TASK PROMPT: Output the full listing word for word.

RECORDED DATA:
● ● ●
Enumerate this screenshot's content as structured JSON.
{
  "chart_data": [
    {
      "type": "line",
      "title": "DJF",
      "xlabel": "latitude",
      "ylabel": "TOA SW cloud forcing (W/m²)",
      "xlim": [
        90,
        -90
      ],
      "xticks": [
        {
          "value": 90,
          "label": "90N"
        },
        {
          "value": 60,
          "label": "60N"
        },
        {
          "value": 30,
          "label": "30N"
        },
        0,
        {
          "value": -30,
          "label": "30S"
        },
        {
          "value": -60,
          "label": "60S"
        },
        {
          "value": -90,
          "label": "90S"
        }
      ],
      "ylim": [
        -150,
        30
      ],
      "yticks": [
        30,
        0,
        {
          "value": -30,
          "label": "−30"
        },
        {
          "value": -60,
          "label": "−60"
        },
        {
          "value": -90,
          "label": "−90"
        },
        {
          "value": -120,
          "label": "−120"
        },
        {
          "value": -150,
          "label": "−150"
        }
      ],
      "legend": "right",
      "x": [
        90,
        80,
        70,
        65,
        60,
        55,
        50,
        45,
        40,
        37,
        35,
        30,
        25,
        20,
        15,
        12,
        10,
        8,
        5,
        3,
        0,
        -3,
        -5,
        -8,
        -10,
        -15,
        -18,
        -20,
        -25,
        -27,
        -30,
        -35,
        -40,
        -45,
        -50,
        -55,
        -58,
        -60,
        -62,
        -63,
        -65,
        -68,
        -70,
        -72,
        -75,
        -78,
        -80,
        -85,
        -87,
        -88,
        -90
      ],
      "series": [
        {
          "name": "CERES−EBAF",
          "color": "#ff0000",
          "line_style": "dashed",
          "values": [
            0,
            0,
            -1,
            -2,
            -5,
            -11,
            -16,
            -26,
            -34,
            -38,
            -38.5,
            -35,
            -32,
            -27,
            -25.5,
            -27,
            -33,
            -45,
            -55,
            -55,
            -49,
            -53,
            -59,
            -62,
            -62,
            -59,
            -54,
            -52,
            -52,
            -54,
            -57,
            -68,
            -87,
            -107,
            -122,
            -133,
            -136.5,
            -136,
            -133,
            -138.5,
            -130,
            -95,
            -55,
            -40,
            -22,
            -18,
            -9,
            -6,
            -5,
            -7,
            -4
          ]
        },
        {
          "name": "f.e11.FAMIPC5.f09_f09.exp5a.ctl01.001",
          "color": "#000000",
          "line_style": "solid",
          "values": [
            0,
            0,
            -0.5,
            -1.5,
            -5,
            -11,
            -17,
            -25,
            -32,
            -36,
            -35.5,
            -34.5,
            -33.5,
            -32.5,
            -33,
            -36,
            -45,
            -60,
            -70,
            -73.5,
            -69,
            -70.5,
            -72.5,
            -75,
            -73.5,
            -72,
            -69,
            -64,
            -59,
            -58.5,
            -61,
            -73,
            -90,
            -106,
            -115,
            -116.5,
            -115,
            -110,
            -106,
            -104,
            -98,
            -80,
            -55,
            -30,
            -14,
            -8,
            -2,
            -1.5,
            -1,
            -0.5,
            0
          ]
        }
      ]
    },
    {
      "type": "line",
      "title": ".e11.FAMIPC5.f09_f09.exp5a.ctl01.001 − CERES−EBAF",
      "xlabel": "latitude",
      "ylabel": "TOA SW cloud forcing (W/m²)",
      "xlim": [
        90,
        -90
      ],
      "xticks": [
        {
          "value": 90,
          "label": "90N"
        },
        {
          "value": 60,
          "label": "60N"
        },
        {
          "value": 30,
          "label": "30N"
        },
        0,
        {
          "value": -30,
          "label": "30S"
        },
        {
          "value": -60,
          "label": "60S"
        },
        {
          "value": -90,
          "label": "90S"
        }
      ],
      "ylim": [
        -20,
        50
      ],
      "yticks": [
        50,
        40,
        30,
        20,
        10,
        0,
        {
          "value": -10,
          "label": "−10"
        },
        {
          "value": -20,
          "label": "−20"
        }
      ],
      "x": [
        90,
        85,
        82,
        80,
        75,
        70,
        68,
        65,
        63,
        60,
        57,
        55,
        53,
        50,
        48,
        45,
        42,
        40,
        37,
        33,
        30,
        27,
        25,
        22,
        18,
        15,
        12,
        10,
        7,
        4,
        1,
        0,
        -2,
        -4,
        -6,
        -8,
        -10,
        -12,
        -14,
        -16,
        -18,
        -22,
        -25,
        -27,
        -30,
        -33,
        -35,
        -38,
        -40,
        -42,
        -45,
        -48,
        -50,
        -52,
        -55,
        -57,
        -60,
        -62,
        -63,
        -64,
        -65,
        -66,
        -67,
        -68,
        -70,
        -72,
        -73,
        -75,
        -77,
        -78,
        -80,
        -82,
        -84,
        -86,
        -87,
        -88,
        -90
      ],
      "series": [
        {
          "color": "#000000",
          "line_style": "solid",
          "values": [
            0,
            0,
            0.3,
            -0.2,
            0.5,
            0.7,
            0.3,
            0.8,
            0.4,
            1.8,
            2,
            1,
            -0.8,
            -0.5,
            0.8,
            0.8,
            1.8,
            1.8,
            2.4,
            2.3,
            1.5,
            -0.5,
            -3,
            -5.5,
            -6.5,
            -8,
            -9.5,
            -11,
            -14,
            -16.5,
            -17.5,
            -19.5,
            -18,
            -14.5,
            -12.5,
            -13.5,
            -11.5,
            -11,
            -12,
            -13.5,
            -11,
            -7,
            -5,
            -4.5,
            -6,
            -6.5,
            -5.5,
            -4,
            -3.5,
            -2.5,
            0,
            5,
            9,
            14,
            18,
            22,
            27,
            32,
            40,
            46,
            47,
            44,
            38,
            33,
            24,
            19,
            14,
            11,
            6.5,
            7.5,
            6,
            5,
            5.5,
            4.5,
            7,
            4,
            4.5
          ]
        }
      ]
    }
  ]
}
● ● ●
RESULT:
Enumerate this screenshot's content as structured JSON.
{
  "chart_data": [
    {
      "type": "line",
      "title": "DJF",
      "xlabel": "latitude",
      "ylabel": "TOA SW cloud forcing (W/m²)",
      "xlim": [
        90,
        -90
      ],
      "xticks": [
        {
          "value": 90,
          "label": "90N"
        },
        {
          "value": 60,
          "label": "60N"
        },
        {
          "value": 30,
          "label": "30N"
        },
        0,
        {
          "value": -30,
          "label": "30S"
        },
        {
          "value": -60,
          "label": "60S"
        },
        {
          "value": -90,
          "label": "90S"
        }
      ],
      "ylim": [
        -150,
        30
      ],
      "yticks": [
        30,
        0,
        {
          "value": -30,
          "label": "−30"
        },
        {
          "value": -60,
          "label": "−60"
        },
        {
          "value": -90,
          "label": "−90"
        },
        {
          "value": -120,
          "label": "−120"
        },
        {
          "value": -150,
          "label": "−150"
        }
      ],
      "legend": "right",
      "x": [
        90,
        80,
        70,
        65,
        60,
        55,
        50,
        45,
        40,
        37,
        35,
        30,
        25,
        20,
        15,
        12,
        10,
        8,
        5,
        3,
        0,
        -3,
        -5,
        -8,
        -10,
        -15,
        -18,
        -20,
        -25,
        -27,
        -30,
        -35,
        -40,
        -45,
        -50,
        -55,
        -58,
        -60,
        -62,
        -63,
        -65,
        -68,
        -70,
        -72,
        -75,
        -78,
        -80,
        -85,
        -87,
        -88,
        -90
      ],
      "series": [
        {
          "name": "CERES−EBAF",
          "color": "#ff0000",
          "line_style": "dashed",
          "values": [
            0,
            0,
            -1,
            -2,
            -5,
            -11,
            -16,
            -26,
            -34,
            -38,
            -38.5,
            -35,
            -32,
            -27,
            -25.5,
            -27,
            -33,
            -45,
            -55,
            -55,
            -49,
            -53,
            -59,
            -62,
            -62,
            -59,
            -54,
            -52,
            -52,
            -54,
            -57,
            -68,
            -87,
            -107,
            -122,
            -133,
            -136.5,
            -136,
            -133,
            -138.5,
            -130,
            -95,
            -55,
            -40,
            -22,
            -18,
            -9,
            -6,
            -5,
            -7,
            -4
          ]
        },
        {
          "name": "f.e11.FAMIPC5.f09_f09.exp5a.ctl01.001",
          "color": "#000000",
          "line_style": "solid",
          "values": [
            0,
            0,
            -0.5,
            -1.5,
            -5,
            -11,
            -17,
            -25,
            -32,
            -36,
            -35.5,
            -34.5,
            -33.5,
            -32.5,
            -33,
            -36,
            -45,
            -60,
            -70,
            -73.5,
            -69,
            -70.5,
            -72.5,
            -75,
            -73.5,
            -72,
            -69,
            -64,
            -59,
            -58.5,
            -61,
            -73,
            -90,
            -106,
            -115,
            -116.5,
            -115,
            -110,
            -106,
            -104,
            -98,
            -80,
            -55,
            -30,
            -14,
            -8,
            -2,
            -1.5,
            -1,
            -0.5,
            0
          ]
        }
      ]
    },
    {
      "type": "line",
      "title": ".e11.FAMIPC5.f09_f09.exp5a.ctl01.001 − CERES−EBAF",
      "xlabel": "latitude",
      "ylabel": "TOA SW cloud forcing (W/m²)",
      "xlim": [
        90,
        -90
      ],
      "xticks": [
        {
          "value": 90,
          "label": "90N"
        },
        {
          "value": 60,
          "label": "60N"
        },
        {
          "value": 30,
          "label": "30N"
        },
        0,
        {
          "value": -30,
          "label": "30S"
        },
        {
          "value": -60,
          "label": "60S"
        },
        {
          "value": -90,
          "label": "90S"
        }
      ],
      "ylim": [
        -20,
        50
      ],
      "yticks": [
        50,
        40,
        30,
        20,
        10,
        0,
        {
          "value": -10,
          "label": "−10"
        },
        {
          "value": -20,
          "label": "−20"
        }
      ],
      "x": [
        90,
        85,
        82,
        80,
        75,
        70,
        68,
        65,
        63,
        60,
        57,
        55,
        53,
        50,
        48,
        45,
        42,
        40,
        37,
        33,
        30,
        27,
        25,
        22,
        18,
        15,
        12,
        10,
        7,
        4,
        1,
        0,
        -2,
        -4,
        -6,
        -8,
        -10,
        -12,
        -14,
        -16,
        -18,
        -22,
        -25,
        -27,
        -30,
        -33,
        -35,
        -38,
        -40,
        -42,
        -45,
        -48,
        -50,
        -52,
        -55,
        -57,
        -60,
        -62,
        -63,
        -64,
        -65,
        -66,
        -67,
        -68,
        -70,
        -72,
        -73,
        -75,
        -77,
        -78,
        -80,
        -82,
        -84,
        -86,
        -87,
        -88,
        -90
      ],
      "series": [
        {
          "color": "#000000",
          "line_style": "solid",
          "values": [
            0,
            0,
            0.3,
            -0.2,
            0.5,
            0.7,
            0.3,
            0.8,
            0.4,
            1.8,
            2,
            1,
            -0.8,
            -0.5,
            0.8,
            0.8,
            1.8,
            1.8,
            2.4,
            2.3,
            1.5,
            -0.5,
            -3,
            -5.5,
            -6.5,
            -8,
            -9.5,
            -11,
            -14,
            -16.5,
            -17.5,
            -19.5,
            -18,
            -14.5,
            -12.5,
            -13.5,
            -11.5,
            -11,
            -12,
            -13.5,
            -11,
            -7,
            -5,
            -4.5,
            -6,
            -6.5,
            -5.5,
            -4,
            -3.5,
            -2.5,
            0,
            5,
            9,
            14,
            18,
            22,
            27,
            32,
            40,
            46,
            47,
            44,
            38,
            33,
            24,
            19,
            14,
            11,
            6.5,
            7.5,
            6,
            5,
            5.5,
            4.5,
            7,
            4,
            4.5
          ]
        }
      ]
    }
  ]
}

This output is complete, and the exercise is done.